SHORT TASK: Give the number of lines holding the string "Ширина", and nothing else.

DATASET EXTRACT:
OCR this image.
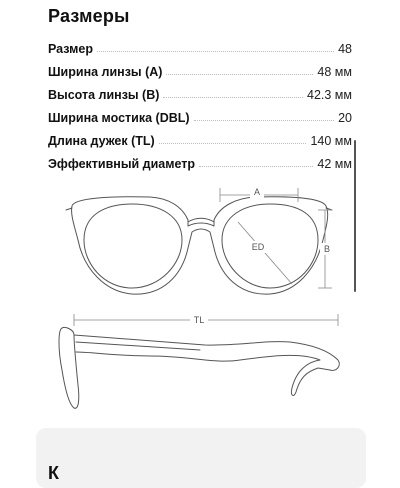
Размеры
Размер	48
Ширина линзы (A)	48 мм
Высота линзы (B)	42.3 мм
Ширина мостика (DBL)	20
Длина дужек (TL)	140 мм
Эффективный диаметр	42 мм
A
B
ED
TL
К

WRITTEN REPLY: 2